* INFORMATION SHOWN *
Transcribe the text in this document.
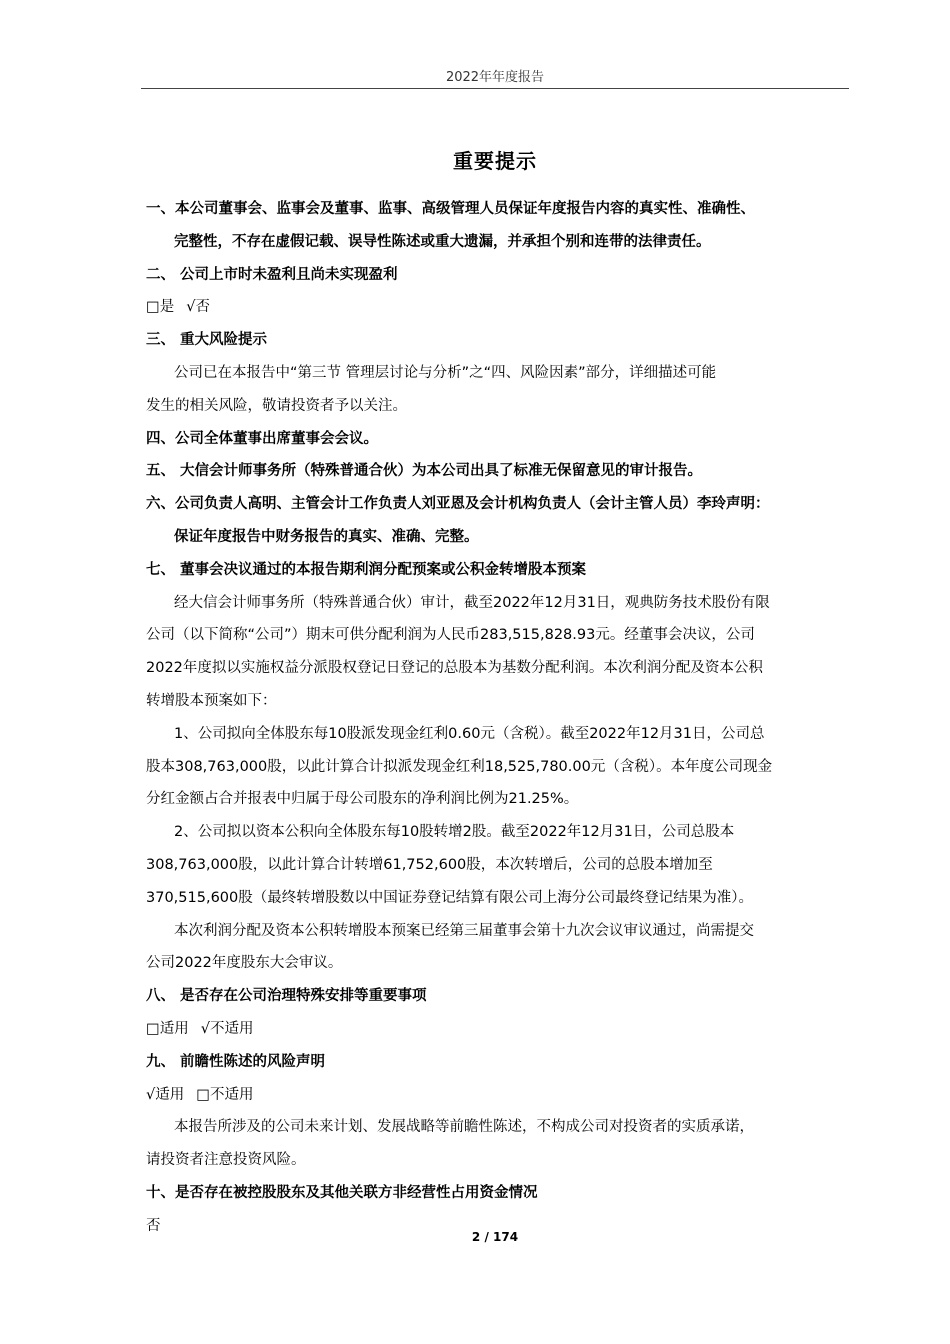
2022年年度报告
重要提示
一、本公司董事会、监事会及董事、监事、高级管理人员保证年度报告内容的真实性、准确性、
完整性，不存在虚假记载、误导性陈述或重大遗漏，并承担个别和连带的法律责任。
二、 公司上市时未盈利且尚未实现盈利
□是 √否
三、 重大风险提示
公司已在本报告中“第三节 管理层讨论与分析”之“四、风险因素”部分，详细描述可能
发生的相关风险，敬请投资者予以关注。
四、公司全体董事出席董事会会议。
五、 大信会计师事务所（特殊普通合伙）为本公司出具了标准无保留意见的审计报告。
六、公司负责人高明、主管会计工作负责人刘亚恩及会计机构负责人（会计主管人员）李玲声明：
保证年度报告中财务报告的真实、准确、完整。
七、 董事会决议通过的本报告期利润分配预案或公积金转增股本预案
经大信会计师事务所（特殊普通合伙）审计，截至2022年12月31日，观典防务技术股份有限
公司（以下简称“公司”）期末可供分配利润为人民币283,515,828.93元。经董事会决议，公司
2022年度拟以实施权益分派股权登记日登记的总股本为基数分配利润。本次利润分配及资本公积
转增股本预案如下：
1、公司拟向全体股东每10股派发现金红利0.60元（含税）。截至2022年12月31日，公司总
股本308,763,000股，以此计算合计拟派发现金红利18,525,780.00元（含税）。本年度公司现金
分红金额占合并报表中归属于母公司股东的净利润比例为21.25%。
2、公司拟以资本公积向全体股东每10股转增2股。截至2022年12月31日，公司总股本
308,763,000股，以此计算合计转增61,752,600股，本次转增后，公司的总股本增加至
370,515,600股（最终转增股数以中国证券登记结算有限公司上海分公司最终登记结果为准）。
本次利润分配及资本公积转增股本预案已经第三届董事会第十九次会议审议通过，尚需提交
公司2022年度股东大会审议。
八、 是否存在公司治理特殊安排等重要事项
□适用 √不适用
九、 前瞻性陈述的风险声明
√适用 □不适用
本报告所涉及的公司未来计划、发展战略等前瞻性陈述，不构成公司对投资者的实质承诺，
请投资者注意投资风险。
十、是否存在被控股股东及其他关联方非经营性占用资金情况
否
2 / 174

* WHAT THE TASK ASKS *
Examine the records and pull out every line where the string "特殊普通合伙" occurs.

* TASK RESULT *
五、 大信会计师事务所（特殊普通合伙）为本公司出具了标准无保留意见的审计报告。
经大信会计师事务所（特殊普通合伙）审计，截至2022年12月31日，观典防务技术股份有限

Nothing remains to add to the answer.